• Set task
List each line of the data in which the string "this" appears.

Records excerpted from a collection:
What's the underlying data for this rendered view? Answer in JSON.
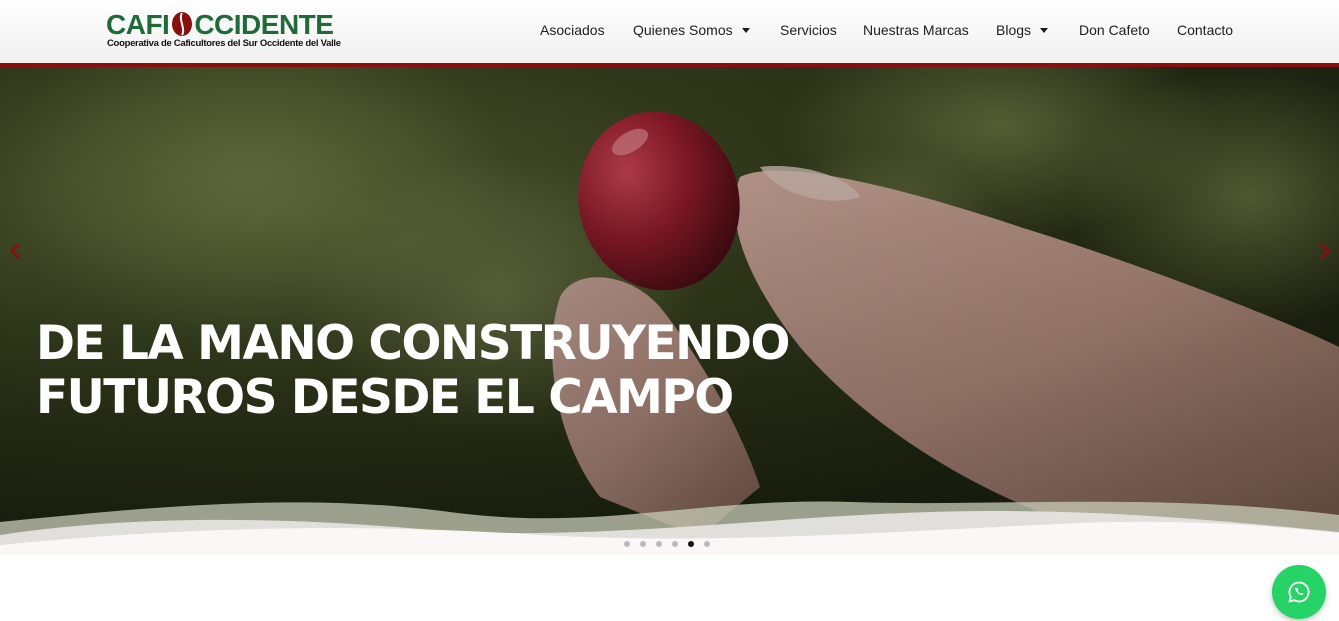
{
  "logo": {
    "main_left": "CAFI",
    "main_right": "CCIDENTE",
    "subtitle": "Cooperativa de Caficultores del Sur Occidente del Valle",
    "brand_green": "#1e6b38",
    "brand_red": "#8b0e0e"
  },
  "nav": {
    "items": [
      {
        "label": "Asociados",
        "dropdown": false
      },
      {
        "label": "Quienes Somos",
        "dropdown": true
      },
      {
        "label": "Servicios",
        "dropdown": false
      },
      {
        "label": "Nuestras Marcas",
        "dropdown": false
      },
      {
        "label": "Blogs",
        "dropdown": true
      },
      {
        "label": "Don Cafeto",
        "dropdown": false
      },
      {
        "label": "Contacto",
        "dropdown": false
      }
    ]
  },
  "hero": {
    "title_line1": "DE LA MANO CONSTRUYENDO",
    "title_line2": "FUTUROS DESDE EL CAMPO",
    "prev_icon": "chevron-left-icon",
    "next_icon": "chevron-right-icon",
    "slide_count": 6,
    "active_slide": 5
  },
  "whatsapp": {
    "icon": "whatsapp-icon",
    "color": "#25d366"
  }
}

--

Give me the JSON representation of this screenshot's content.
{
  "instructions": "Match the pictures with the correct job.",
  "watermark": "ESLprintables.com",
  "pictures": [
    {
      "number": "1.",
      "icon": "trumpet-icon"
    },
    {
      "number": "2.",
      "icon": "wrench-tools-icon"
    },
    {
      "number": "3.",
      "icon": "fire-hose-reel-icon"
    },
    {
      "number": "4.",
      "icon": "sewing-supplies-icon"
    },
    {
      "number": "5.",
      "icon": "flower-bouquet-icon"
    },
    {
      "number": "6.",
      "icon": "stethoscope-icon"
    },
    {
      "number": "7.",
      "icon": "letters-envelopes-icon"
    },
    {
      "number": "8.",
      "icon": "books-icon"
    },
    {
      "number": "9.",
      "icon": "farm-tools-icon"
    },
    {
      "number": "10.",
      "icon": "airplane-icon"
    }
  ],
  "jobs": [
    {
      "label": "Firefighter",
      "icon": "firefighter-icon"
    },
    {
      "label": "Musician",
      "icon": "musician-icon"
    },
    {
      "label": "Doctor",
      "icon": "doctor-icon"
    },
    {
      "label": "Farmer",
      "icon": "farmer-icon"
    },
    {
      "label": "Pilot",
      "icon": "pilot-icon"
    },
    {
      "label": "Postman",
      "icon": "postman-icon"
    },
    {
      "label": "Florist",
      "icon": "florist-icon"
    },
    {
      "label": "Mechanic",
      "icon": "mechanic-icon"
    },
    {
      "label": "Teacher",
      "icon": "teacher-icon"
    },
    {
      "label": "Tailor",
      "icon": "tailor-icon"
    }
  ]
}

• Complete response
What's the underlying data for this rendered view? Answer in JSON.
Give me the JSON representation of this screenshot's content.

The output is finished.